What is needed:
Omit the pictures, then write out every entry exactly as it reads.

Provided records:
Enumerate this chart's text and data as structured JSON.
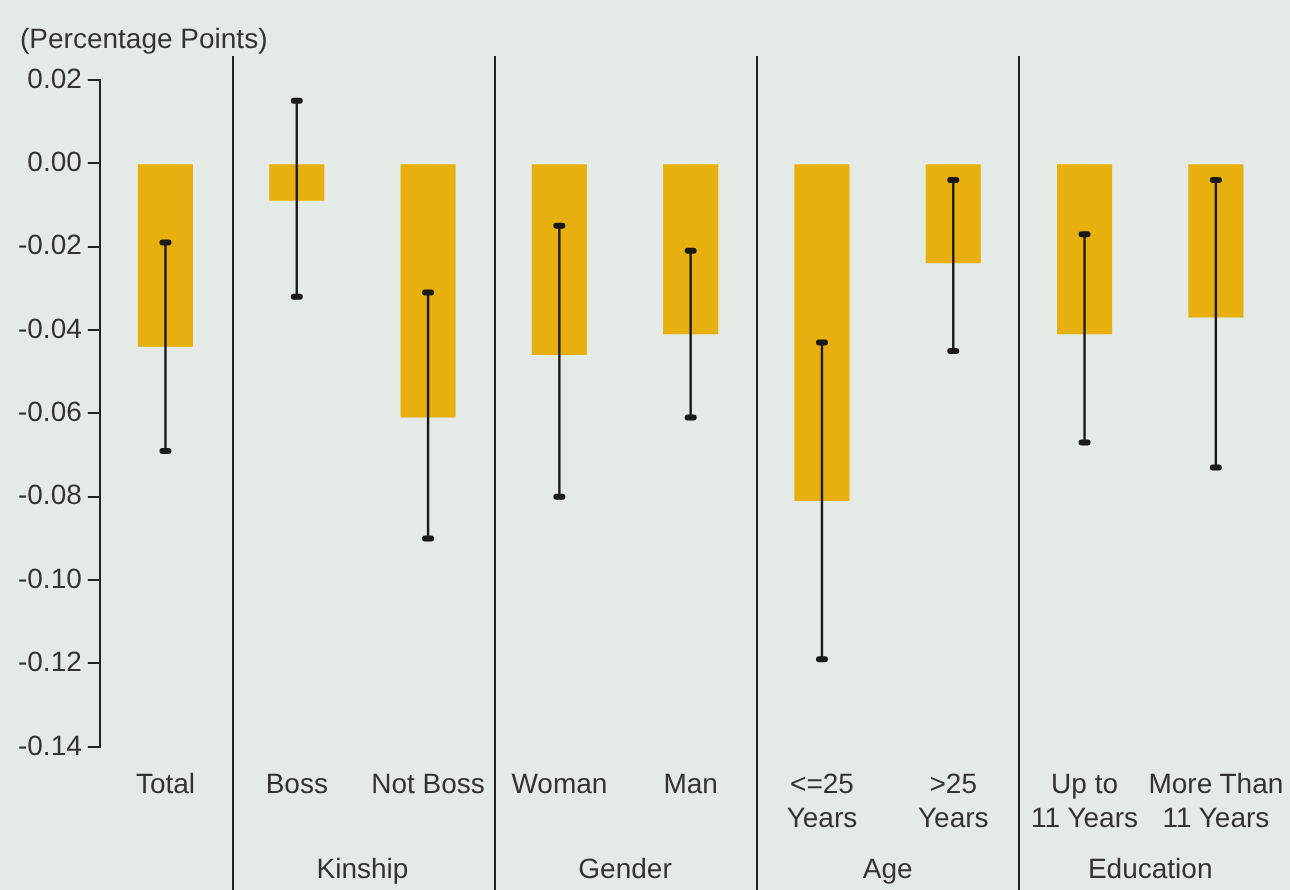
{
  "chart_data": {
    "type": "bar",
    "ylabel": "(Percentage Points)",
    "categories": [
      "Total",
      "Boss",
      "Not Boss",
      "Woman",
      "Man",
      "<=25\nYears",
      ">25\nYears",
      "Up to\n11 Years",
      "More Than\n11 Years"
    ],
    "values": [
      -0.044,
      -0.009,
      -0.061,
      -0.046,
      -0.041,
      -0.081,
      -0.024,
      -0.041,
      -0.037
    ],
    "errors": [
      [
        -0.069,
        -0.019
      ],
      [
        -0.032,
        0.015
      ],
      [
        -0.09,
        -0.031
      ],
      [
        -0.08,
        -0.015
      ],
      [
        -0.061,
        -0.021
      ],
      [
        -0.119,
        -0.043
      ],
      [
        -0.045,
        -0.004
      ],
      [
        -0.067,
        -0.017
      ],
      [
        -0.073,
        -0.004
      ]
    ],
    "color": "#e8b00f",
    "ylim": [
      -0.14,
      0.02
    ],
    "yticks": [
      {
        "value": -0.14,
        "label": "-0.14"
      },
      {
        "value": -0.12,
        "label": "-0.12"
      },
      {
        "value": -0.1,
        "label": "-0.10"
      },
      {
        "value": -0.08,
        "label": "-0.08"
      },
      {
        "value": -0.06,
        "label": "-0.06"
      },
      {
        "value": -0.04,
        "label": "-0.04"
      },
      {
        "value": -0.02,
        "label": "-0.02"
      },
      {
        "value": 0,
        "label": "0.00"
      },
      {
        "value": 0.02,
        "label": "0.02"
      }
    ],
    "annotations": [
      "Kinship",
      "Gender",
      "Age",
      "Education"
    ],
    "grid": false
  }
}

Exercise response:
Enumerate this chart's text and data as structured JSON.
{
  "chart_data": {
    "type": "bar",
    "ylabel": "(Percentage Points)",
    "categories": [
      "Total",
      "Boss",
      "Not Boss",
      "Woman",
      "Man",
      "<=25\nYears",
      ">25\nYears",
      "Up to\n11 Years",
      "More Than\n11 Years"
    ],
    "values": [
      -0.044,
      -0.009,
      -0.061,
      -0.046,
      -0.041,
      -0.081,
      -0.024,
      -0.041,
      -0.037
    ],
    "errors": [
      [
        -0.069,
        -0.019
      ],
      [
        -0.032,
        0.015
      ],
      [
        -0.09,
        -0.031
      ],
      [
        -0.08,
        -0.015
      ],
      [
        -0.061,
        -0.021
      ],
      [
        -0.119,
        -0.043
      ],
      [
        -0.045,
        -0.004
      ],
      [
        -0.067,
        -0.017
      ],
      [
        -0.073,
        -0.004
      ]
    ],
    "color": "#e8b00f",
    "ylim": [
      -0.14,
      0.02
    ],
    "yticks": [
      {
        "value": -0.14,
        "label": "-0.14"
      },
      {
        "value": -0.12,
        "label": "-0.12"
      },
      {
        "value": -0.1,
        "label": "-0.10"
      },
      {
        "value": -0.08,
        "label": "-0.08"
      },
      {
        "value": -0.06,
        "label": "-0.06"
      },
      {
        "value": -0.04,
        "label": "-0.04"
      },
      {
        "value": -0.02,
        "label": "-0.02"
      },
      {
        "value": 0,
        "label": "0.00"
      },
      {
        "value": 0.02,
        "label": "0.02"
      }
    ],
    "annotations": [
      "Kinship",
      "Gender",
      "Age",
      "Education"
    ],
    "grid": false
  }
}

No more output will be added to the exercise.